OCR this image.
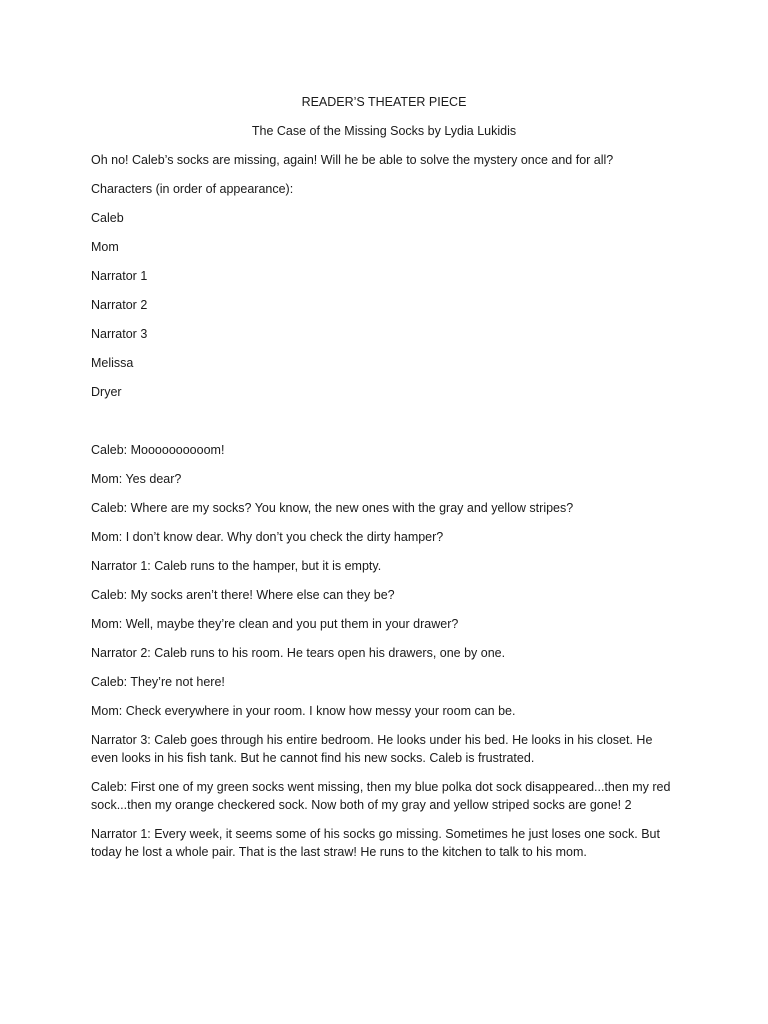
READER’S THEATER PIECE
The Case of the Missing Socks by Lydia Lukidis
Oh no! Caleb’s socks are missing, again! Will he be able to solve the mystery once and for all?
Characters (in order of appearance):
Caleb
Mom
Narrator 1
Narrator 2
Narrator 3
Melissa
Dryer
Caleb: Moooooooooom!
Mom: Yes dear?
Caleb: Where are my socks? You know, the new ones with the gray and yellow stripes?
Mom: I don’t know dear. Why don’t you check the dirty hamper?
Narrator 1: Caleb runs to the hamper, but it is empty.
Caleb: My socks aren’t there! Where else can they be?
Mom: Well, maybe they’re clean and you put them in your drawer?
Narrator 2: Caleb runs to his room. He tears open his drawers, one by one.
Caleb: They’re not here!
Mom: Check everywhere in your room. I know how messy your room can be.
Narrator 3: Caleb goes through his entire bedroom. He looks under his bed. He looks in his closet. He even looks in his fish tank. But he cannot find his new socks. Caleb is frustrated.
Caleb: First one of my green socks went missing, then my blue polka dot sock disappeared...then my red sock...then my orange checkered sock. Now both of my gray and yellow striped socks are gone! 2
Narrator 1: Every week, it seems some of his socks go missing. Sometimes he just loses one sock. But today he lost a whole pair. That is the last straw! He runs to the kitchen to talk to his mom.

#### [TASK OBJECTIVE]
Go through the material and copy out every line with "your" in it.

#### [TASK OUTPUT]
Mom: Well, maybe they’re clean and you put them in your drawer?
Mom: Check everywhere in your room. I know how messy your room can be.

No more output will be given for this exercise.